• BRIEF:
Copy out the lines of the material below, starting with the line that contains "48, 23, 127]" and ending with the line that contains "226, 503, 341]", both included.

Annotations of page elements:
start
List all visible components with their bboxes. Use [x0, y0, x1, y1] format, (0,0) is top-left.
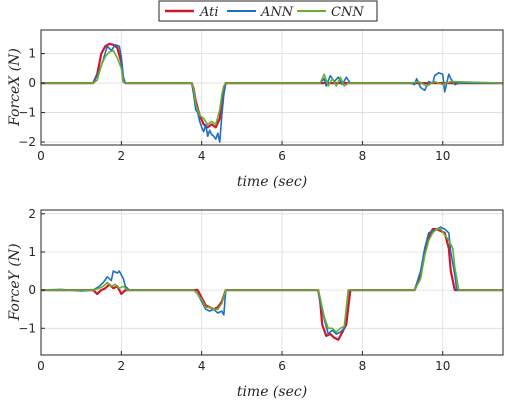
forcex-y-axis-label: ForceX (N)	[7, 48, 23, 127]
forcex-xtick-label-2: 4	[198, 149, 206, 163]
forcex-xtick-label-5: 10	[435, 149, 450, 163]
legend-label-cnn: CNN	[331, 5, 364, 20]
forcex-x-ticks: 0 2 4 6 8 10	[37, 141, 450, 163]
forcex-x-axis-label: time (sec)	[237, 174, 307, 190]
legend-label-ann: ANN	[260, 5, 294, 20]
forcey-ytick-label-0: −1	[18, 321, 36, 335]
forcey-y-ticks: −1 0 1 2	[18, 207, 45, 335]
forcex-chart: 0 2 4 6 8 10 −2 −1 0 1 time (sec) ForceX (N)	[7, 29, 504, 190]
forcex-xtick-label-0: 0	[37, 149, 45, 163]
forcey-series-group	[40, 226, 503, 341]
forcex-ytick-label-1: −1	[18, 106, 36, 120]
forcey-xtick-label-3: 6	[278, 359, 286, 373]
legend: Ati ANN CNN	[158, 0, 378, 22]
forcey-axes-box	[40, 209, 504, 356]
forcex-xtick-label-4: 8	[359, 149, 367, 163]
forcey-ytick-label-3: 2	[28, 207, 36, 221]
forcex-xtick-label-1: 2	[118, 149, 126, 163]
forcex-series-group	[41, 42, 504, 143]
forcey-plot-area	[41, 210, 503, 355]
forcey-ytick-label-1: 0	[28, 283, 36, 297]
forcey-series-cnn	[41, 228, 503, 333]
forcex-xtick-label-3: 6	[278, 149, 286, 163]
forcex-series-cnn	[41, 49, 504, 126]
forcex-plot-area	[41, 30, 503, 145]
legend-box	[158, 0, 378, 22]
forcey-xtick-label-0: 0	[37, 359, 45, 373]
forcex-y-ticks: −2 −1 0 1	[18, 47, 45, 149]
forcey-y-axis-label: ForceY (N)	[7, 243, 23, 321]
forcey-x-axis-label: time (sec)	[237, 384, 307, 400]
forcey-xtick-label-1: 2	[118, 359, 126, 373]
forcex-ytick-label-2: 0	[28, 76, 36, 90]
forcey-ytick-label-2: 1	[28, 245, 36, 259]
forcey-xtick-label-5: 10	[435, 359, 450, 373]
legend-label-ati: Ati	[199, 5, 219, 20]
forcey-xtick-label-2: 4	[198, 359, 206, 373]
forcey-chart: 0 2 4 6 8 10 −1 0 1 2 time (sec) ForceY (N)	[7, 207, 504, 400]
forcex-axes-box	[40, 29, 504, 146]
forcey-x-ticks: 0 2 4 6 8 10	[37, 351, 450, 373]
forcey-xtick-label-4: 8	[359, 359, 367, 373]
forcex-ytick-label-0: −2	[18, 135, 36, 149]
forcex-ytick-label-3: 1	[28, 47, 36, 61]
end
• EXERCISE RESPONSE:
forcex-y-axis-label: ForceX (N)	[7, 48, 23, 127]
forcex-xtick-label-2: 4	[198, 149, 206, 163]
forcex-xtick-label-5: 10	[435, 149, 450, 163]
legend-label-cnn: CNN	[331, 5, 364, 20]
forcex-x-ticks: 0 2 4 6 8 10	[37, 141, 450, 163]
forcex-x-axis-label: time (sec)	[237, 174, 307, 190]
legend-label-ann: ANN	[260, 5, 294, 20]
forcey-ytick-label-0: −1	[18, 321, 36, 335]
forcey-y-ticks: −1 0 1 2	[18, 207, 45, 335]
forcex-chart: 0 2 4 6 8 10 −2 −1 0 1 time (sec) ForceX (N)	[7, 29, 504, 190]
forcex-xtick-label-0: 0	[37, 149, 45, 163]
forcey-series-group	[40, 226, 503, 341]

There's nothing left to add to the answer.